:: EXERCISE INPUTS

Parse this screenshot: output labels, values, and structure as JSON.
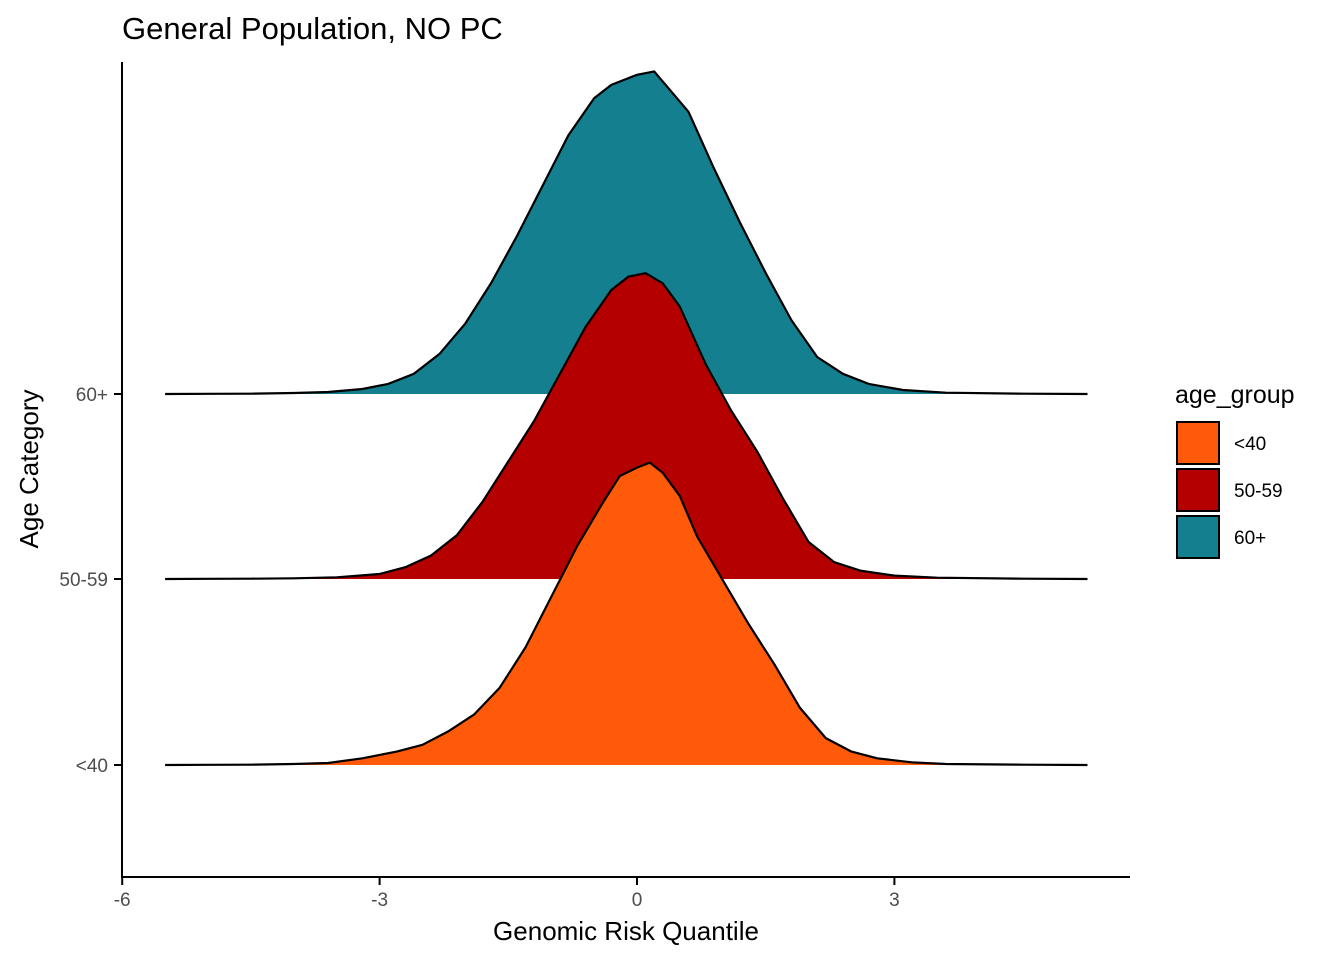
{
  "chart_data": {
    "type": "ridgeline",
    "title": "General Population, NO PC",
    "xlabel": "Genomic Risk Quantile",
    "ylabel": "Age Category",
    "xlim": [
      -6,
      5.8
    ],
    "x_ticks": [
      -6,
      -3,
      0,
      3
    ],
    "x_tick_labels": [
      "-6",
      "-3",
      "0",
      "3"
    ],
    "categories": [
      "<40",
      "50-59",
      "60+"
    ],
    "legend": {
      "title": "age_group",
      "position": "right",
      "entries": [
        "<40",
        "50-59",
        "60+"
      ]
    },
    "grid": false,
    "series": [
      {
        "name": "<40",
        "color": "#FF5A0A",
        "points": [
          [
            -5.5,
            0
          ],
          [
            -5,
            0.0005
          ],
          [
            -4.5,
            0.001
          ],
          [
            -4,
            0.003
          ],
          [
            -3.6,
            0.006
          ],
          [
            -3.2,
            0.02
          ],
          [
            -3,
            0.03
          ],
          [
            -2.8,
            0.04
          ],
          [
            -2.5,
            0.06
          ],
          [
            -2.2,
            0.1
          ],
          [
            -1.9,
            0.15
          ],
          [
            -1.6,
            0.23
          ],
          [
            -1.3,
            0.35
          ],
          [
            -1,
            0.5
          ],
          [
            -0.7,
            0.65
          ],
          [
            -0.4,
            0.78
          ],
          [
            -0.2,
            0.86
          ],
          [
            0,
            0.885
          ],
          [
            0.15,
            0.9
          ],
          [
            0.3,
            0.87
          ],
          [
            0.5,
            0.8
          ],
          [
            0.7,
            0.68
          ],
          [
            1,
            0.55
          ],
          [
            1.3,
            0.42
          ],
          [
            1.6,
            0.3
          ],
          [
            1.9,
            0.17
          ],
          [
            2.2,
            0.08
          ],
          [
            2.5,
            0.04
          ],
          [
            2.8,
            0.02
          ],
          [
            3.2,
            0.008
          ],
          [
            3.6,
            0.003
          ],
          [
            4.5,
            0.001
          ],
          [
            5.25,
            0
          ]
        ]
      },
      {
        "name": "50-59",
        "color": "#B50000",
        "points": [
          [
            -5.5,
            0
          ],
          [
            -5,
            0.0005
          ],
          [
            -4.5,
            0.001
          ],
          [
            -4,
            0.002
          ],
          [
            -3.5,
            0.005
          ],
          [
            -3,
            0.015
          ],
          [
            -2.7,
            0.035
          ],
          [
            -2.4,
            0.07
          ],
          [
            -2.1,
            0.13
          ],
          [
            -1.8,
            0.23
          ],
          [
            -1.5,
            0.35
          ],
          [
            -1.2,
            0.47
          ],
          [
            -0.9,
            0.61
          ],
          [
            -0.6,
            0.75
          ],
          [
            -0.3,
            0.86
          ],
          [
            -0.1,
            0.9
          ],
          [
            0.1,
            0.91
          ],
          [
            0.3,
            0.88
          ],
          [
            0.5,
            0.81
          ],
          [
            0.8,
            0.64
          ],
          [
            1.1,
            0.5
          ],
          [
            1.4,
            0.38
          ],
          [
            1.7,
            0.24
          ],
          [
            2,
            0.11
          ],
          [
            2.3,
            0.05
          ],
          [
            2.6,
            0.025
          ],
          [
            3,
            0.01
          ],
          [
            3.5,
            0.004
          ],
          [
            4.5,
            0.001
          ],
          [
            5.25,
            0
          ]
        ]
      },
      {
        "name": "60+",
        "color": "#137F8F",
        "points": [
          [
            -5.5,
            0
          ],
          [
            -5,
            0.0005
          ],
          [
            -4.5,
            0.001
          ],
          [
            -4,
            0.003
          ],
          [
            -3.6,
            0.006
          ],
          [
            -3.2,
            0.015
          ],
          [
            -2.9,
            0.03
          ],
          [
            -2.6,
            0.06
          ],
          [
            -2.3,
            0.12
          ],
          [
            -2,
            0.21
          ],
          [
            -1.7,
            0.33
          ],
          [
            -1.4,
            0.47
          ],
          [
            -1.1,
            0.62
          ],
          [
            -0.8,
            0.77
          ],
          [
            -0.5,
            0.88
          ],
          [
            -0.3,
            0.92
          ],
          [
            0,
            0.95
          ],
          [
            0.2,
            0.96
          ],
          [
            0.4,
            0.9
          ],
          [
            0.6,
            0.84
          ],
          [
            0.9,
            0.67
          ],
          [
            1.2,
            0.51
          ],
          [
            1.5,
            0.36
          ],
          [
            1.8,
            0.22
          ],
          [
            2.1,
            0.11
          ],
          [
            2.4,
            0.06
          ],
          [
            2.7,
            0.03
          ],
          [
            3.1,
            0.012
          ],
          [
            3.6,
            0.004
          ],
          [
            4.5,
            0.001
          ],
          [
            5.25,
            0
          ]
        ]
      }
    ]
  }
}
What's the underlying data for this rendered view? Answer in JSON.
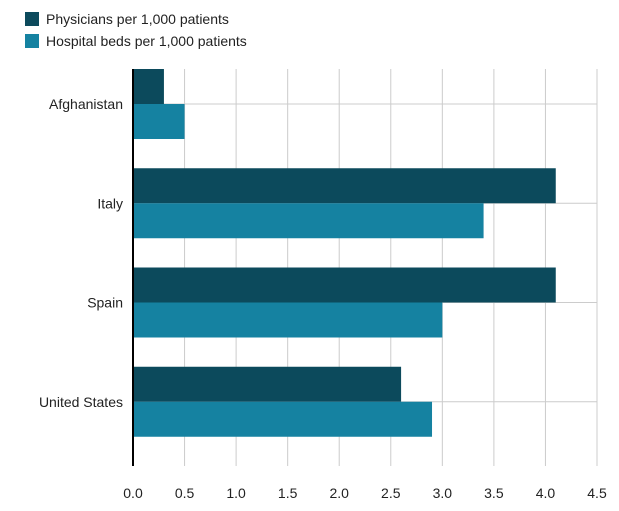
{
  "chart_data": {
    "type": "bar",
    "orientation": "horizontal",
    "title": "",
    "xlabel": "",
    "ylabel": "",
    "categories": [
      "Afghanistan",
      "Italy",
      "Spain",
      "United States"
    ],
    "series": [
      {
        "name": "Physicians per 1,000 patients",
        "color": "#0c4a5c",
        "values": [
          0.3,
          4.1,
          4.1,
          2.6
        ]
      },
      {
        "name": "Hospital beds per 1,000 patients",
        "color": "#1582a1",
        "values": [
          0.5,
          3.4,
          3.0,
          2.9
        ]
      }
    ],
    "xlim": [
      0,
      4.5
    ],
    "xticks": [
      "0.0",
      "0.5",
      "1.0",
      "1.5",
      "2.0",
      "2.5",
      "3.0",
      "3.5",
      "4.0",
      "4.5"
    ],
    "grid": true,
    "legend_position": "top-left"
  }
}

::::

• [ASSIGNMENT]
Reproduce the data above without a single change, please, but without its pictures.

• [EXPECTED OUTPUT]
Parse this screenshot: output labels, values, and structure as JSON.
{
  "chart_data": {
    "type": "ridgeline",
    "title": "General Population, NO PC",
    "xlabel": "Genomic Risk Quantile",
    "ylabel": "Age Category",
    "xlim": [
      -6,
      5.8
    ],
    "x_ticks": [
      -6,
      -3,
      0,
      3
    ],
    "x_tick_labels": [
      "-6",
      "-3",
      "0",
      "3"
    ],
    "categories": [
      "<40",
      "50-59",
      "60+"
    ],
    "legend": {
      "title": "age_group",
      "position": "right",
      "entries": [
        "<40",
        "50-59",
        "60+"
      ]
    },
    "grid": false,
    "series": [
      {
        "name": "<40",
        "color": "#FF5A0A",
        "points": [
          [
            -5.5,
            0
          ],
          [
            -5,
            0.0005
          ],
          [
            -4.5,
            0.001
          ],
          [
            -4,
            0.003
          ],
          [
            -3.6,
            0.006
          ],
          [
            -3.2,
            0.02
          ],
          [
            -3,
            0.03
          ],
          [
            -2.8,
            0.04
          ],
          [
            -2.5,
            0.06
          ],
          [
            -2.2,
            0.1
          ],
          [
            -1.9,
            0.15
          ],
          [
            -1.6,
            0.23
          ],
          [
            -1.3,
            0.35
          ],
          [
            -1,
            0.5
          ],
          [
            -0.7,
            0.65
          ],
          [
            -0.4,
            0.78
          ],
          [
            -0.2,
            0.86
          ],
          [
            0,
            0.885
          ],
          [
            0.15,
            0.9
          ],
          [
            0.3,
            0.87
          ],
          [
            0.5,
            0.8
          ],
          [
            0.7,
            0.68
          ],
          [
            1,
            0.55
          ],
          [
            1.3,
            0.42
          ],
          [
            1.6,
            0.3
          ],
          [
            1.9,
            0.17
          ],
          [
            2.2,
            0.08
          ],
          [
            2.5,
            0.04
          ],
          [
            2.8,
            0.02
          ],
          [
            3.2,
            0.008
          ],
          [
            3.6,
            0.003
          ],
          [
            4.5,
            0.001
          ],
          [
            5.25,
            0
          ]
        ]
      },
      {
        "name": "50-59",
        "color": "#B50000",
        "points": [
          [
            -5.5,
            0
          ],
          [
            -5,
            0.0005
          ],
          [
            -4.5,
            0.001
          ],
          [
            -4,
            0.002
          ],
          [
            -3.5,
            0.005
          ],
          [
            -3,
            0.015
          ],
          [
            -2.7,
            0.035
          ],
          [
            -2.4,
            0.07
          ],
          [
            -2.1,
            0.13
          ],
          [
            -1.8,
            0.23
          ],
          [
            -1.5,
            0.35
          ],
          [
            -1.2,
            0.47
          ],
          [
            -0.9,
            0.61
          ],
          [
            -0.6,
            0.75
          ],
          [
            -0.3,
            0.86
          ],
          [
            -0.1,
            0.9
          ],
          [
            0.1,
            0.91
          ],
          [
            0.3,
            0.88
          ],
          [
            0.5,
            0.81
          ],
          [
            0.8,
            0.64
          ],
          [
            1.1,
            0.5
          ],
          [
            1.4,
            0.38
          ],
          [
            1.7,
            0.24
          ],
          [
            2,
            0.11
          ],
          [
            2.3,
            0.05
          ],
          [
            2.6,
            0.025
          ],
          [
            3,
            0.01
          ],
          [
            3.5,
            0.004
          ],
          [
            4.5,
            0.001
          ],
          [
            5.25,
            0
          ]
        ]
      },
      {
        "name": "60+",
        "color": "#137F8F",
        "points": [
          [
            -5.5,
            0
          ],
          [
            -5,
            0.0005
          ],
          [
            -4.5,
            0.001
          ],
          [
            -4,
            0.003
          ],
          [
            -3.6,
            0.006
          ],
          [
            -3.2,
            0.015
          ],
          [
            -2.9,
            0.03
          ],
          [
            -2.6,
            0.06
          ],
          [
            -2.3,
            0.12
          ],
          [
            -2,
            0.21
          ],
          [
            -1.7,
            0.33
          ],
          [
            -1.4,
            0.47
          ],
          [
            -1.1,
            0.62
          ],
          [
            -0.8,
            0.77
          ],
          [
            -0.5,
            0.88
          ],
          [
            -0.3,
            0.92
          ],
          [
            0,
            0.95
          ],
          [
            0.2,
            0.96
          ],
          [
            0.4,
            0.9
          ],
          [
            0.6,
            0.84
          ],
          [
            0.9,
            0.67
          ],
          [
            1.2,
            0.51
          ],
          [
            1.5,
            0.36
          ],
          [
            1.8,
            0.22
          ],
          [
            2.1,
            0.11
          ],
          [
            2.4,
            0.06
          ],
          [
            2.7,
            0.03
          ],
          [
            3.1,
            0.012
          ],
          [
            3.6,
            0.004
          ],
          [
            4.5,
            0.001
          ],
          [
            5.25,
            0
          ]
        ]
      }
    ]
  }
}
What's the underlying data for this rendered view? Answer in JSON.
{
  "chart_data": {
    "type": "bar",
    "orientation": "horizontal",
    "title": "",
    "xlabel": "",
    "ylabel": "",
    "categories": [
      "Afghanistan",
      "Italy",
      "Spain",
      "United States"
    ],
    "series": [
      {
        "name": "Physicians per 1,000 patients",
        "color": "#0c4a5c",
        "values": [
          0.3,
          4.1,
          4.1,
          2.6
        ]
      },
      {
        "name": "Hospital beds per 1,000 patients",
        "color": "#1582a1",
        "values": [
          0.5,
          3.4,
          3.0,
          2.9
        ]
      }
    ],
    "xlim": [
      0,
      4.5
    ],
    "xticks": [
      "0.0",
      "0.5",
      "1.0",
      "1.5",
      "2.0",
      "2.5",
      "3.0",
      "3.5",
      "4.0",
      "4.5"
    ],
    "grid": true,
    "legend_position": "top-left"
  }
}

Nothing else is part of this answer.